[START OF Given passage]
$37,000
cut from budget proposal
School board targets personnel.
Friday, May 06, 2005 By ANDREA EILENBERGER
The Express-Times
WASHINGTON -- School board and borough
officials agreed on $37,000 in cuts to the recently defeated
school budget.
The new plan brings the property tax rate
to 93.7 cents per $100 of assessed value, which is 1 cent
lower than it would have been under the defeated plan,
Superintendent Lance Rosza said.
It eliminates one part-time preschool
teacher and makes one full-time social worker part time but
does not affect academic programs, he said.
"We could have cut money from programs,
but that would have negatively impacted the students," he
said. "It's always difficult when you have to cut money, but
there was little else to look at besides
personnel."
Under the new plan, a resident who owns a
home at the borough's average assessed value of $141,000
will pay $14 less in school taxes than they would have under
the defeated plan. A resident whose home is assessed at the
borough average could expect to pay $1,321 in school taxes
next year. Under the board's defeated plan, the same
resident would have paid $1,335.
[END OF Given passage]
Work to complete:
A. In the school budget article, rewrite the paragraph beginning "Under the new plan, a resident who owns a home" as a short bulleted list that keeps its key figures.
B. List each distinct dollar amount that appears in the school budget article.
C. Continue the school budget article after its final sentence, keeping the same news-report style.
[START OF Collected data]
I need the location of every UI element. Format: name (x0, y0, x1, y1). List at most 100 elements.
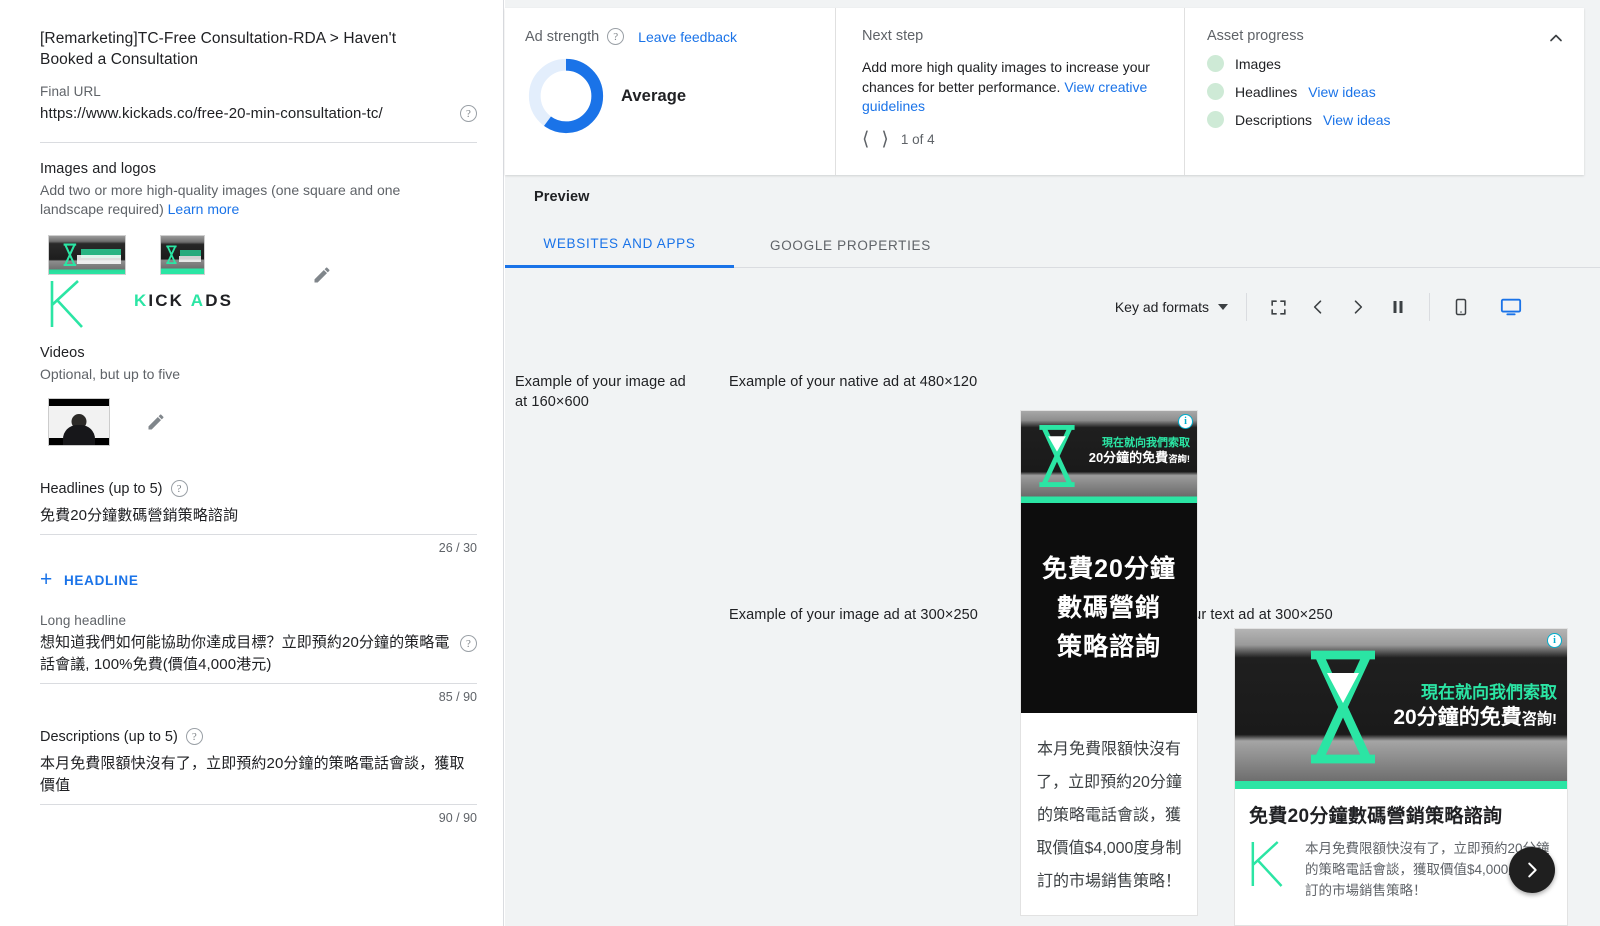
[END OF Collected data]
Set of answers:
A.
- Average assessed home value in the borough: $141,000
- School taxes next year under the new plan: $1,321
- School taxes under the defeated plan: $1,335
- Savings for that resident under the new plan: $14

B.
- $37,000
- $100
- $141,000
- $14
- $1,321
- $1,335

C.
After voters turned down the board's
$6,993,751 plan, Rosza and several board members met with
municipal officials to determine where cuts were possible.
Borough officials recommended cutting a total of $37,000 and
were open to board members' suggestions as to where to make
the cuts, Rosza said.
The county superintendent of schools now
must review the new plan before it is adopted. The district
will save $36,600 with the personnel cuts and plans to save
another $400 in heating and electricity costs.
"The board made some suggestions, and
these are what we agreed to," borough Manager Richard Sheola
said at Tuesday night's council meeting.
School board president Donna Golda said
when the district budget was defeated two years ago, borough
officials suggested the board take $76,000 out of its
surplus.
"Sometimes that's the easy way to do it,
but they understood that this year we just couldn't do
that," Golda said. "They were very understanding of our
predicament."
State legislation passed in 2004 limits
the amount of a district's surplus, and it is capped at
about 2 percent for 2005-06 budgets.
Reporter Andrea Eilenberger can be reached at
908-475-8044 or by e-mail at aeilenberger@express-times.com.
© 2005 The Express-Times. Used with
permission.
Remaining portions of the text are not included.